> DIRECTIONS: Write out the records word for word, with no pictures.

> Extracted data entries:
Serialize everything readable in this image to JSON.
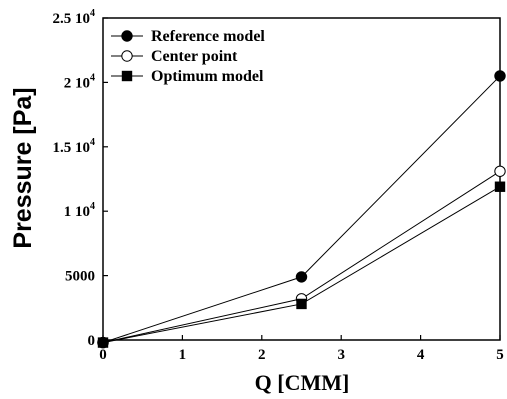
{
  "chart_data": {
    "type": "line",
    "xlabel": "Q [CMM]",
    "ylabel": "Pressure [Pa]",
    "xlim": [
      0,
      5
    ],
    "ylim": [
      0,
      25000
    ],
    "x_ticks": [
      {
        "value": 0,
        "label": "0"
      },
      {
        "value": 1,
        "label": "1"
      },
      {
        "value": 2,
        "label": "2"
      },
      {
        "value": 3,
        "label": "3"
      },
      {
        "value": 4,
        "label": "4"
      },
      {
        "value": 5,
        "label": "5"
      }
    ],
    "y_ticks": [
      {
        "value": 0,
        "mantissa": "0",
        "exponent": ""
      },
      {
        "value": 5000,
        "mantissa": "5000",
        "exponent": ""
      },
      {
        "value": 10000,
        "mantissa": "1 10",
        "exponent": "4"
      },
      {
        "value": 15000,
        "mantissa": "1.5 10",
        "exponent": "4"
      },
      {
        "value": 20000,
        "mantissa": "2 10",
        "exponent": "4"
      },
      {
        "value": 25000,
        "mantissa": "2.5 10",
        "exponent": "4"
      }
    ],
    "grid": false,
    "legend_position": "top-left",
    "series": [
      {
        "name": "Reference model",
        "marker": "filled-circle",
        "x": [
          0,
          2.5,
          5
        ],
        "y": [
          -200,
          4900,
          20500
        ]
      },
      {
        "name": "Center point",
        "marker": "open-circle",
        "x": [
          0,
          2.5,
          5
        ],
        "y": [
          -200,
          3200,
          13100
        ]
      },
      {
        "name": "Optimum model",
        "marker": "filled-square",
        "x": [
          0,
          2.5,
          5
        ],
        "y": [
          -200,
          2800,
          11900
        ]
      }
    ]
  }
}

> RESULT OF THIS TASK:
Serialize everything readable in this image to JSON.
{
  "chart_data": {
    "type": "line",
    "xlabel": "Q [CMM]",
    "ylabel": "Pressure [Pa]",
    "xlim": [
      0,
      5
    ],
    "ylim": [
      0,
      25000
    ],
    "x_ticks": [
      {
        "value": 0,
        "label": "0"
      },
      {
        "value": 1,
        "label": "1"
      },
      {
        "value": 2,
        "label": "2"
      },
      {
        "value": 3,
        "label": "3"
      },
      {
        "value": 4,
        "label": "4"
      },
      {
        "value": 5,
        "label": "5"
      }
    ],
    "y_ticks": [
      {
        "value": 0,
        "mantissa": "0",
        "exponent": ""
      },
      {
        "value": 5000,
        "mantissa": "5000",
        "exponent": ""
      },
      {
        "value": 10000,
        "mantissa": "1 10",
        "exponent": "4"
      },
      {
        "value": 15000,
        "mantissa": "1.5 10",
        "exponent": "4"
      },
      {
        "value": 20000,
        "mantissa": "2 10",
        "exponent": "4"
      },
      {
        "value": 25000,
        "mantissa": "2.5 10",
        "exponent": "4"
      }
    ],
    "grid": false,
    "legend_position": "top-left",
    "series": [
      {
        "name": "Reference model",
        "marker": "filled-circle",
        "x": [
          0,
          2.5,
          5
        ],
        "y": [
          -200,
          4900,
          20500
        ]
      },
      {
        "name": "Center point",
        "marker": "open-circle",
        "x": [
          0,
          2.5,
          5
        ],
        "y": [
          -200,
          3200,
          13100
        ]
      },
      {
        "name": "Optimum model",
        "marker": "filled-square",
        "x": [
          0,
          2.5,
          5
        ],
        "y": [
          -200,
          2800,
          11900
        ]
      }
    ]
  }
}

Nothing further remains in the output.